MATERIAL FOR THIS EXERCISE:

※ ※ ※

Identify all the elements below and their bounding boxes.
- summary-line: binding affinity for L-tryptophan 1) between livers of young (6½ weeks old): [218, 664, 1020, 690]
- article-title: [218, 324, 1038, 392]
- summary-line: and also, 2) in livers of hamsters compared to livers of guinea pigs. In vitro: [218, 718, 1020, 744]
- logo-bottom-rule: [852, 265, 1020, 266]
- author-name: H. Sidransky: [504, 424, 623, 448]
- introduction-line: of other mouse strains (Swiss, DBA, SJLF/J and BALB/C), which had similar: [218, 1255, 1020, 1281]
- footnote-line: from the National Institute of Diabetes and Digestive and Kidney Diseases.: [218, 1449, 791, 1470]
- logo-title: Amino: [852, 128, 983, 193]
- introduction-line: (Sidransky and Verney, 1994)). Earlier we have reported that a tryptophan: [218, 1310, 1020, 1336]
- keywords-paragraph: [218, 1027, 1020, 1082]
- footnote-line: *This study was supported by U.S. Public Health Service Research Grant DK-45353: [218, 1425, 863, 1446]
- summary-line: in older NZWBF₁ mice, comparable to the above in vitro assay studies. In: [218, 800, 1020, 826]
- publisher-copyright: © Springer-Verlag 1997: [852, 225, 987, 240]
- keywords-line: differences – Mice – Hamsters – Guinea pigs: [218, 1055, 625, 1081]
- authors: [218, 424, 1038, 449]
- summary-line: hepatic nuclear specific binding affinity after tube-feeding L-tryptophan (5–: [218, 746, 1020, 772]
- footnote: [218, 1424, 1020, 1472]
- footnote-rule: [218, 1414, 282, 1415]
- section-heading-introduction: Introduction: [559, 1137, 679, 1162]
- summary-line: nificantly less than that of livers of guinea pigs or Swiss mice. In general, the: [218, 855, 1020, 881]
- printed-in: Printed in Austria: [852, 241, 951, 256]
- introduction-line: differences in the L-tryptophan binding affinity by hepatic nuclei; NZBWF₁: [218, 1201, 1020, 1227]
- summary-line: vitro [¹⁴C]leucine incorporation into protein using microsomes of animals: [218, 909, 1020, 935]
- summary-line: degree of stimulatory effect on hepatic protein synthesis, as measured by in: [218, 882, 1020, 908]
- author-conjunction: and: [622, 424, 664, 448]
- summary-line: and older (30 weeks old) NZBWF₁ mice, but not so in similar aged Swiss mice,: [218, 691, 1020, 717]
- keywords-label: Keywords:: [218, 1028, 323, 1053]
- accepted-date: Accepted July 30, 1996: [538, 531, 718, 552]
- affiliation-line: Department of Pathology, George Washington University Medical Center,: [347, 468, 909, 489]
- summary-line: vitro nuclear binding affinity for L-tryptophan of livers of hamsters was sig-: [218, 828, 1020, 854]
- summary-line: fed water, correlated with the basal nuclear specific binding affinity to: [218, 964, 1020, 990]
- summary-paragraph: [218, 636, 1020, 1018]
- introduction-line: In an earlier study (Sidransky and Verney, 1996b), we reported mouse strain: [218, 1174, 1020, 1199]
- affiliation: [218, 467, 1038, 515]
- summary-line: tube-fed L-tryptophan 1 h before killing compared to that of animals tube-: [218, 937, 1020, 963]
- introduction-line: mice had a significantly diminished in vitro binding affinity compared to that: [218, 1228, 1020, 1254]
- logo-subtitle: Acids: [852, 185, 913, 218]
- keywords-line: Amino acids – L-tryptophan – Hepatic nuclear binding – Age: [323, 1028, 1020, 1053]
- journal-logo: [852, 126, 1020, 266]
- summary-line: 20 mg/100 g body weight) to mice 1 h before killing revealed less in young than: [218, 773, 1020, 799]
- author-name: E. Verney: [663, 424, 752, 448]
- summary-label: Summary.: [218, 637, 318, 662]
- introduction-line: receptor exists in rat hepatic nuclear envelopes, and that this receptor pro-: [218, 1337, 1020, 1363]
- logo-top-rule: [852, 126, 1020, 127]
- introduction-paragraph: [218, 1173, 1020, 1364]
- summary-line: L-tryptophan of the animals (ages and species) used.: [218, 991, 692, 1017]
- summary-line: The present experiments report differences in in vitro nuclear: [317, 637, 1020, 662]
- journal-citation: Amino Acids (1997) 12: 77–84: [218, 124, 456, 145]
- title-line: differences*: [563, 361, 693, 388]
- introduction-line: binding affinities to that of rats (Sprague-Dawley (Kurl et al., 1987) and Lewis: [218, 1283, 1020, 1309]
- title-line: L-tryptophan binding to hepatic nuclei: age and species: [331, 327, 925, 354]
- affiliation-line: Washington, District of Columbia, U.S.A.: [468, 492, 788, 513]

※ ※ ※

WHAT YOU NEED TO DO: Every entry must be given again exactly as it reads.

WRITTEN RESPONSE:
Identify all the elements below and their bounding boxes.
- summary-line: binding affinity for L-tryptophan 1) between livers of young (6½ weeks old): [218, 664, 1020, 690]
- article-title: [218, 324, 1038, 392]
- summary-line: and also, 2) in livers of hamsters compared to livers of guinea pigs. In vitro: [218, 718, 1020, 744]
- logo-bottom-rule: [852, 265, 1020, 266]
- author-name: H. Sidransky: [504, 424, 623, 448]
- introduction-line: of other mouse strains (Swiss, DBA, SJLF/J and BALB/C), which had similar: [218, 1255, 1020, 1281]
- footnote-line: from the National Institute of Diabetes and Digestive and Kidney Diseases.: [218, 1449, 791, 1470]
- logo-title: Amino: [852, 128, 983, 193]
- introduction-line: (Sidransky and Verney, 1994)). Earlier we have reported that a tryptophan: [218, 1310, 1020, 1336]
- keywords-paragraph: [218, 1027, 1020, 1082]
- footnote-line: *This study was supported by U.S. Public Health Service Research Grant DK-45353: [218, 1425, 863, 1446]
- summary-line: in older NZWBF₁ mice, comparable to the above in vitro assay studies. In: [218, 800, 1020, 826]
- publisher-copyright: © Springer-Verlag 1997: [852, 225, 987, 240]
- keywords-line: differences – Mice – Hamsters – Guinea pigs: [218, 1055, 625, 1081]
- authors: [218, 424, 1038, 449]
- summary-line: hepatic nuclear specific binding affinity after tube-feeding L-tryptophan (5–: [218, 746, 1020, 772]
- footnote: [218, 1424, 1020, 1472]
- footnote-rule: [218, 1414, 282, 1415]
- section-heading-introduction: Introduction: [559, 1137, 679, 1162]
- summary-line: nificantly less than that of livers of guinea pigs or Swiss mice. In general, the: [218, 855, 1020, 881]
- printed-in: Printed in Austria: [852, 241, 951, 256]
- introduction-line: differences in the L-tryptophan binding affinity by hepatic nuclei; NZBWF₁: [218, 1201, 1020, 1227]
- summary-line: vitro [¹⁴C]leucine incorporation into protein using microsomes of animals: [218, 909, 1020, 935]
- summary-line: degree of stimulatory effect on hepatic protein synthesis, as measured by in: [218, 882, 1020, 908]
- author-conjunction: and: [622, 424, 664, 448]
- summary-line: and older (30 weeks old) NZBWF₁ mice, but not so in similar aged Swiss mice,: [218, 691, 1020, 717]
- keywords-label: Keywords:: [218, 1028, 323, 1053]
- accepted-date: Accepted July 30, 1996: [538, 531, 718, 552]
- affiliation-line: Department of Pathology, George Washington University Medical Center,: [347, 468, 909, 489]
- summary-line: vitro nuclear binding affinity for L-tryptophan of livers of hamsters was sig-: [218, 828, 1020, 854]
- summary-line: fed water, correlated with the basal nuclear specific binding affinity to: [218, 964, 1020, 990]
- summary-paragraph: [218, 636, 1020, 1018]
- introduction-line: In an earlier study (Sidransky and Verney, 1996b), we reported mouse strain: [218, 1174, 1020, 1199]
- affiliation: [218, 467, 1038, 515]
- summary-line: tube-fed L-tryptophan 1 h before killing compared to that of animals tube-: [218, 937, 1020, 963]
- introduction-line: mice had a significantly diminished in vitro binding affinity compared to that: [218, 1228, 1020, 1254]
- logo-subtitle: Acids: [852, 185, 913, 218]
- keywords-line: Amino acids – L-tryptophan – Hepatic nuclear binding – Age: [323, 1028, 1020, 1053]
- journal-logo: [852, 126, 1020, 266]
- summary-line: 20 mg/100 g body weight) to mice 1 h before killing revealed less in young than: [218, 773, 1020, 799]
- author-name: E. Verney: [663, 424, 752, 448]
- summary-label: Summary.: [218, 637, 318, 662]
- introduction-line: receptor exists in rat hepatic nuclear envelopes, and that this receptor pro-: [218, 1337, 1020, 1363]
- logo-top-rule: [852, 126, 1020, 127]
- introduction-paragraph: [218, 1173, 1020, 1364]
- summary-line: L-tryptophan of the animals (ages and species) used.: [218, 991, 692, 1017]
- summary-line: The present experiments report differences in in vitro nuclear: [317, 637, 1020, 662]
- journal-citation: Amino Acids (1997) 12: 77–84: [218, 124, 456, 145]
- title-line: differences*: [563, 361, 693, 388]
- introduction-line: binding affinities to that of rats (Sprague-Dawley (Kurl et al., 1987) and Lewis: [218, 1283, 1020, 1309]
- title-line: L-tryptophan binding to hepatic nuclei: age and species: [331, 327, 925, 354]
- affiliation-line: Washington, District of Columbia, U.S.A.: [468, 492, 788, 513]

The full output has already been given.